> [EXERCISE DETAILS]: Reproduce the following material exactly, including every line.

> [Items from a data source]:

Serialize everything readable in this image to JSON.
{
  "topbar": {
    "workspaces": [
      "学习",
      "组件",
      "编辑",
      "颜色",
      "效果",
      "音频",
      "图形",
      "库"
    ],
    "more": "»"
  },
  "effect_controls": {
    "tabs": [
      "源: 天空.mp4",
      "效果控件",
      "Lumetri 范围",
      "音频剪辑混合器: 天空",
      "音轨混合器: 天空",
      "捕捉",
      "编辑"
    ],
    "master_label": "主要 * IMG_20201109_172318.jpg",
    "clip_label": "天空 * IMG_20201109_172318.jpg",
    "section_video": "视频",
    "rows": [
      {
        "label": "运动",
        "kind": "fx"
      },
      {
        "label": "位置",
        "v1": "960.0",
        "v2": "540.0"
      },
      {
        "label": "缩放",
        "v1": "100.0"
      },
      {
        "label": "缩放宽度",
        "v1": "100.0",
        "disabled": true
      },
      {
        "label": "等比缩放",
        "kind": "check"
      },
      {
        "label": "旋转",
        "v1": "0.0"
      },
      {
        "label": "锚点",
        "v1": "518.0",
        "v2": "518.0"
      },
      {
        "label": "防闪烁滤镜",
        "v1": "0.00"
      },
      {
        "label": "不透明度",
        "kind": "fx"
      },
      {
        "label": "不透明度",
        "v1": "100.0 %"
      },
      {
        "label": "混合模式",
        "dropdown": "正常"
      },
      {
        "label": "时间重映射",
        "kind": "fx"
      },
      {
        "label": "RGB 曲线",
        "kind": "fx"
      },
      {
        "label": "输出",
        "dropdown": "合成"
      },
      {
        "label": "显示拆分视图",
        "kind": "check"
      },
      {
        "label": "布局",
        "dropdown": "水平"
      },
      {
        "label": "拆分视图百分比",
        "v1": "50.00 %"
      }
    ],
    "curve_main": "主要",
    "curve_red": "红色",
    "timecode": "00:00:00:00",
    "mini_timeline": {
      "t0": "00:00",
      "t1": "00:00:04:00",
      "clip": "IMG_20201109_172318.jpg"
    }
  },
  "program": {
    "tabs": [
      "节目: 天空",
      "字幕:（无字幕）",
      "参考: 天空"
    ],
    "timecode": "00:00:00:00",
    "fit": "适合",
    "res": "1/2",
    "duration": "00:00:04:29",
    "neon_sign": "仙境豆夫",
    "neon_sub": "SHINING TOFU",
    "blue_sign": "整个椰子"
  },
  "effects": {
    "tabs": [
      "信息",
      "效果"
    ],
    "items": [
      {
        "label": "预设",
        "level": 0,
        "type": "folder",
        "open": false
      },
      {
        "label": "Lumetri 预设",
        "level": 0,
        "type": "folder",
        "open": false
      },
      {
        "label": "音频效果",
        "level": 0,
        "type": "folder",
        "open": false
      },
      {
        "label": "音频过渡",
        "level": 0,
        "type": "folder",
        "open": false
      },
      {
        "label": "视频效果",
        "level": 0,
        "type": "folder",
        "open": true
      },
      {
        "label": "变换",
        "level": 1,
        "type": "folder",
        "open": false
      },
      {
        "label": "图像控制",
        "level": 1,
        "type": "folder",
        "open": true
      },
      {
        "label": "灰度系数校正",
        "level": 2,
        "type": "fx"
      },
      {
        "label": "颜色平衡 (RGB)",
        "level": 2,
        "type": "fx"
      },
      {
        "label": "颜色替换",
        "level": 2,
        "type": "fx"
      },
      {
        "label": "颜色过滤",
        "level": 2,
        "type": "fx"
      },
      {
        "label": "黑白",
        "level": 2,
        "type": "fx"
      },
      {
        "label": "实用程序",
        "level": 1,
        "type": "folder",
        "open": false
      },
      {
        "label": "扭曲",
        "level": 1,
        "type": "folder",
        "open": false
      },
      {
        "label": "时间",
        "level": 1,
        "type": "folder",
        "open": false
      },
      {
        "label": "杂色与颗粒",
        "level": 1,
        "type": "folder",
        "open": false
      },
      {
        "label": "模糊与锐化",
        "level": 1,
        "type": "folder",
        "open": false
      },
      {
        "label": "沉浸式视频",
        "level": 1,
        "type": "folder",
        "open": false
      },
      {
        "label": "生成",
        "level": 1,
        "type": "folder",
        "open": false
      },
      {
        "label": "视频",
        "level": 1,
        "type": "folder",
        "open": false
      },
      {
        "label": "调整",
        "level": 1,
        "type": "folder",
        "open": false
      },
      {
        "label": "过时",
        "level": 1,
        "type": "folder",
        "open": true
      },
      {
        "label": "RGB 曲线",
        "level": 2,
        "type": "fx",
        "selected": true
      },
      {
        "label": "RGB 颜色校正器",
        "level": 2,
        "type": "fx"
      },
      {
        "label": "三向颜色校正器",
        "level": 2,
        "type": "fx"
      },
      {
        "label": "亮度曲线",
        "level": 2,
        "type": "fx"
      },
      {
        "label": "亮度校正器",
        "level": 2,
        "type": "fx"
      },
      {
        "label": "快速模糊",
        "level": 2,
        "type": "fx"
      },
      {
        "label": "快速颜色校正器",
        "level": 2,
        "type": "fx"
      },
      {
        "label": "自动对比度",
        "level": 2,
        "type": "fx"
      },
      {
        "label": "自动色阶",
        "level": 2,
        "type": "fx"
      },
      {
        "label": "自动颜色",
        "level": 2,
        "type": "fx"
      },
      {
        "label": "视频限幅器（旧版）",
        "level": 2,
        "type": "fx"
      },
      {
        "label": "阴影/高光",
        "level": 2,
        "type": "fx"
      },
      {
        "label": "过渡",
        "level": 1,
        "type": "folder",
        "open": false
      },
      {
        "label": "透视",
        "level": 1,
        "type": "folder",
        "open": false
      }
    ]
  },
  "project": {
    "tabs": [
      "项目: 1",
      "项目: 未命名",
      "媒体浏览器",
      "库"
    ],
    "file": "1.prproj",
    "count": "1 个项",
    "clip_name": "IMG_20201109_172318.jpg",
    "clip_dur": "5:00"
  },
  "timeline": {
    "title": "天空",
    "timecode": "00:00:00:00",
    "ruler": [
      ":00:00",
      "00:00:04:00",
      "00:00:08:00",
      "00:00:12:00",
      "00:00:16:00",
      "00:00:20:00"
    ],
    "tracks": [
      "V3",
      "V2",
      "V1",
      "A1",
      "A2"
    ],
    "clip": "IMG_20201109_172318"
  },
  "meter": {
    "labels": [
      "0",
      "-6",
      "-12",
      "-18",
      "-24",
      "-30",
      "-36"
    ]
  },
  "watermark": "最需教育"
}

> [THE COMPLETED TASK]:
Serialize everything readable in this image to JSON.
{
  "topbar": {
    "workspaces": [
      "学习",
      "组件",
      "编辑",
      "颜色",
      "效果",
      "音频",
      "图形",
      "库"
    ],
    "more": "»"
  },
  "effect_controls": {
    "tabs": [
      "源: 天空.mp4",
      "效果控件",
      "Lumetri 范围",
      "音频剪辑混合器: 天空",
      "音轨混合器: 天空",
      "捕捉",
      "编辑"
    ],
    "master_label": "主要 * IMG_20201109_172318.jpg",
    "clip_label": "天空 * IMG_20201109_172318.jpg",
    "section_video": "视频",
    "rows": [
      {
        "label": "运动",
        "kind": "fx"
      },
      {
        "label": "位置",
        "v1": "960.0",
        "v2": "540.0"
      },
      {
        "label": "缩放",
        "v1": "100.0"
      },
      {
        "label": "缩放宽度",
        "v1": "100.0",
        "disabled": true
      },
      {
        "label": "等比缩放",
        "kind": "check"
      },
      {
        "label": "旋转",
        "v1": "0.0"
      },
      {
        "label": "锚点",
        "v1": "518.0",
        "v2": "518.0"
      },
      {
        "label": "防闪烁滤镜",
        "v1": "0.00"
      },
      {
        "label": "不透明度",
        "kind": "fx"
      },
      {
        "label": "不透明度",
        "v1": "100.0 %"
      },
      {
        "label": "混合模式",
        "dropdown": "正常"
      },
      {
        "label": "时间重映射",
        "kind": "fx"
      },
      {
        "label": "RGB 曲线",
        "kind": "fx"
      },
      {
        "label": "输出",
        "dropdown": "合成"
      },
      {
        "label": "显示拆分视图",
        "kind": "check"
      },
      {
        "label": "布局",
        "dropdown": "水平"
      },
      {
        "label": "拆分视图百分比",
        "v1": "50.00 %"
      }
    ],
    "curve_main": "主要",
    "curve_red": "红色",
    "timecode": "00:00:00:00",
    "mini_timeline": {
      "t0": "00:00",
      "t1": "00:00:04:00",
      "clip": "IMG_20201109_172318.jpg"
    }
  },
  "program": {
    "tabs": [
      "节目: 天空",
      "字幕:（无字幕）",
      "参考: 天空"
    ],
    "timecode": "00:00:00:00",
    "fit": "适合",
    "res": "1/2",
    "duration": "00:00:04:29",
    "neon_sign": "仙境豆夫",
    "neon_sub": "SHINING TOFU",
    "blue_sign": "整个椰子"
  },
  "effects": {
    "tabs": [
      "信息",
      "效果"
    ],
    "items": [
      {
        "label": "预设",
        "level": 0,
        "type": "folder",
        "open": false
      },
      {
        "label": "Lumetri 预设",
        "level": 0,
        "type": "folder",
        "open": false
      },
      {
        "label": "音频效果",
        "level": 0,
        "type": "folder",
        "open": false
      },
      {
        "label": "音频过渡",
        "level": 0,
        "type": "folder",
        "open": false
      },
      {
        "label": "视频效果",
        "level": 0,
        "type": "folder",
        "open": true
      },
      {
        "label": "变换",
        "level": 1,
        "type": "folder",
        "open": false
      },
      {
        "label": "图像控制",
        "level": 1,
        "type": "folder",
        "open": true
      },
      {
        "label": "灰度系数校正",
        "level": 2,
        "type": "fx"
      },
      {
        "label": "颜色平衡 (RGB)",
        "level": 2,
        "type": "fx"
      },
      {
        "label": "颜色替换",
        "level": 2,
        "type": "fx"
      },
      {
        "label": "颜色过滤",
        "level": 2,
        "type": "fx"
      },
      {
        "label": "黑白",
        "level": 2,
        "type": "fx"
      },
      {
        "label": "实用程序",
        "level": 1,
        "type": "folder",
        "open": false
      },
      {
        "label": "扭曲",
        "level": 1,
        "type": "folder",
        "open": false
      },
      {
        "label": "时间",
        "level": 1,
        "type": "folder",
        "open": false
      },
      {
        "label": "杂色与颗粒",
        "level": 1,
        "type": "folder",
        "open": false
      },
      {
        "label": "模糊与锐化",
        "level": 1,
        "type": "folder",
        "open": false
      },
      {
        "label": "沉浸式视频",
        "level": 1,
        "type": "folder",
        "open": false
      },
      {
        "label": "生成",
        "level": 1,
        "type": "folder",
        "open": false
      },
      {
        "label": "视频",
        "level": 1,
        "type": "folder",
        "open": false
      },
      {
        "label": "调整",
        "level": 1,
        "type": "folder",
        "open": false
      },
      {
        "label": "过时",
        "level": 1,
        "type": "folder",
        "open": true
      },
      {
        "label": "RGB 曲线",
        "level": 2,
        "type": "fx",
        "selected": true
      },
      {
        "label": "RGB 颜色校正器",
        "level": 2,
        "type": "fx"
      },
      {
        "label": "三向颜色校正器",
        "level": 2,
        "type": "fx"
      },
      {
        "label": "亮度曲线",
        "level": 2,
        "type": "fx"
      },
      {
        "label": "亮度校正器",
        "level": 2,
        "type": "fx"
      },
      {
        "label": "快速模糊",
        "level": 2,
        "type": "fx"
      },
      {
        "label": "快速颜色校正器",
        "level": 2,
        "type": "fx"
      },
      {
        "label": "自动对比度",
        "level": 2,
        "type": "fx"
      },
      {
        "label": "自动色阶",
        "level": 2,
        "type": "fx"
      },
      {
        "label": "自动颜色",
        "level": 2,
        "type": "fx"
      },
      {
        "label": "视频限幅器（旧版）",
        "level": 2,
        "type": "fx"
      },
      {
        "label": "阴影/高光",
        "level": 2,
        "type": "fx"
      },
      {
        "label": "过渡",
        "level": 1,
        "type": "folder",
        "open": false
      },
      {
        "label": "透视",
        "level": 1,
        "type": "folder",
        "open": false
      }
    ]
  },
  "project": {
    "tabs": [
      "项目: 1",
      "项目: 未命名",
      "媒体浏览器",
      "库"
    ],
    "file": "1.prproj",
    "count": "1 个项",
    "clip_name": "IMG_20201109_172318.jpg",
    "clip_dur": "5:00"
  },
  "timeline": {
    "title": "天空",
    "timecode": "00:00:00:00",
    "ruler": [
      ":00:00",
      "00:00:04:00",
      "00:00:08:00",
      "00:00:12:00",
      "00:00:16:00",
      "00:00:20:00"
    ],
    "tracks": [
      "V3",
      "V2",
      "V1",
      "A1",
      "A2"
    ],
    "clip": "IMG_20201109_172318"
  },
  "meter": {
    "labels": [
      "0",
      "-6",
      "-12",
      "-18",
      "-24",
      "-30",
      "-36"
    ]
  },
  "watermark": "最需教育"
}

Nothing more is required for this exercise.